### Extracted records
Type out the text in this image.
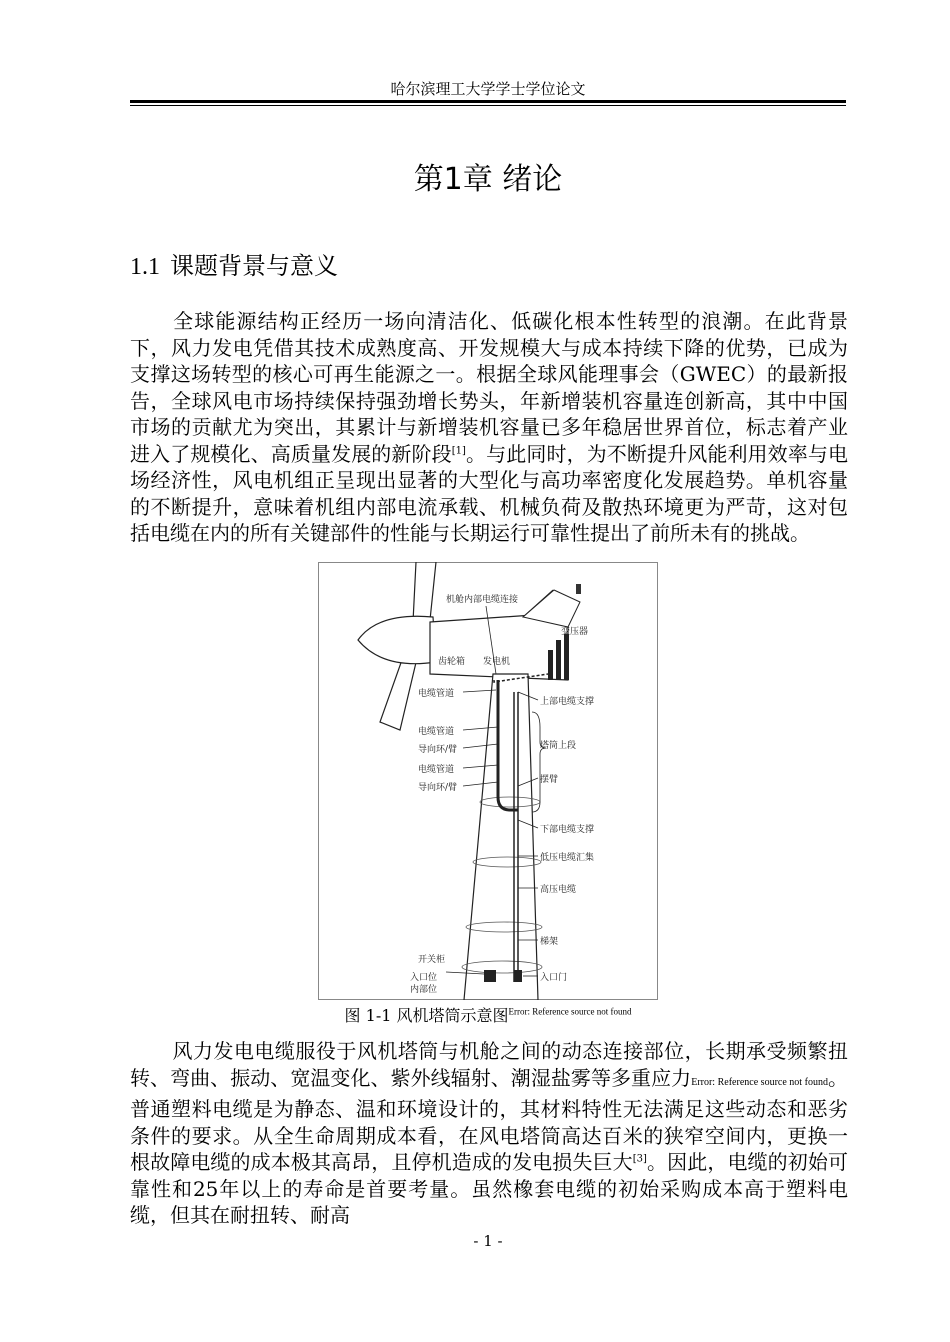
哈尔滨理工大学学士学位论文
第1章 绪论
1.1 课题背景与意义

全球能源结构正经历一场向清洁化、低碳化根本性转型的浪潮。在此背景下，风力发电凭借其技术成熟度高、开发规模大与成本持续下降的优势，已成为支撑这场转型的核心可再生能源之一。根据全球风能理事会（GWEC）的最新报告，全球风电市场持续保持强劲增长势头，年新增装机容量连创新高，其中中国市场的贡献尤为突出，其累计与新增装机容量已多年稳居世界首位，标志着产业进入了规模化、高质量发展的新阶段[1]。与此同时，为不断提升风能利用效率与电场经济性，风电机组正呈现出显著的大型化与高功率密度化发展趋势。单机容量的不断提升，意味着机组内部电流承载、机械负荷及散热环境更为严苛，这对包括电缆在内的所有关键部件的性能与长期运行可靠性提出了前所未有的挑战。

机舱内部电缆连接
变压器
齿轮箱 发电机
电缆管道
上部电缆支撑
电缆管道
导向环/臂	塔筒上段
电缆管道
导向环/臂
摆臂
下部电缆支撑
低压电缆汇集
高压电缆
梯架
开关柜
入口位
内部位
入口门
图 1-1 风机塔筒示意图$^{Error: Reference source not found}$

风力发电电缆服役于风机塔筒与机舱之间的动态连接部位，长期承受频繁扭转、弯曲、振动、宽温变化、紫外线辐射、潮湿盐雾等多重应力Error: Reference source not found。普通塑料电缆是为静态、温和环境设计的，其材料特性无法满足这些动态和恶劣条件的要求。从全生命周期成本看，在风电塔筒高达百米的狭窄空间内，更换一根故障电缆的成本极其高昂，且停机造成的发电损失巨大[3]。因此，电缆的初始可靠性和25年以上的寿命是首要考量。虽然橡套电缆的初始采购成本高于塑料电缆，但其在耐扭转、耐高

- 1 -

### What to work on
Leave out the pictures and retype every line above exactly.

### Exercise answer
Type out the text in this image.
哈尔滨理工大学学士学位论文
第1章 绪论
1.1 课题背景与意义

全球能源结构正经历一场向清洁化、低碳化根本性转型的浪潮。在此背景下，风力发电凭借其技术成熟度高、开发规模大与成本持续下降的优势，已成为支撑这场转型的核心可再生能源之一。根据全球风能理事会（GWEC）的最新报告，全球风电市场持续保持强劲增长势头，年新增装机容量连创新高，其中中国市场的贡献尤为突出，其累计与新增装机容量已多年稳居世界首位，标志着产业进入了规模化、高质量发展的新阶段[1]。与此同时，为不断提升风能利用效率与电场经济性，风电机组正呈现出显著的大型化与高功率密度化发展趋势。单机容量的不断提升，意味着机组内部电流承载、机械负荷及散热环境更为严苛，这对包括电缆在内的所有关键部件的性能与长期运行可靠性提出了前所未有的挑战。

机舱内部电缆连接
变压器
齿轮箱 发电机
电缆管道
上部电缆支撑
电缆管道
导向环/臂	塔筒上段
电缆管道
导向环/臂
摆臂
下部电缆支撑
低压电缆汇集
高压电缆
梯架
开关柜
入口位
内部位
入口门
图 1-1 风机塔筒示意图$^{Error: Reference source not found}$

风力发电电缆服役于风机塔筒与机舱之间的动态连接部位，长期承受频繁扭转、弯曲、振动、宽温变化、紫外线辐射、潮湿盐雾等多重应力Error: Reference source not found。普通塑料电缆是为静态、温和环境设计的，其材料特性无法满足这些动态和恶劣条件的要求。从全生命周期成本看，在风电塔筒高达百米的狭窄空间内，更换一根故障电缆的成本极其高昂，且停机造成的发电损失巨大[3]。因此，电缆的初始可靠性和25年以上的寿命是首要考量。虽然橡套电缆的初始采购成本高于塑料电缆，但其在耐扭转、耐高

- 1 -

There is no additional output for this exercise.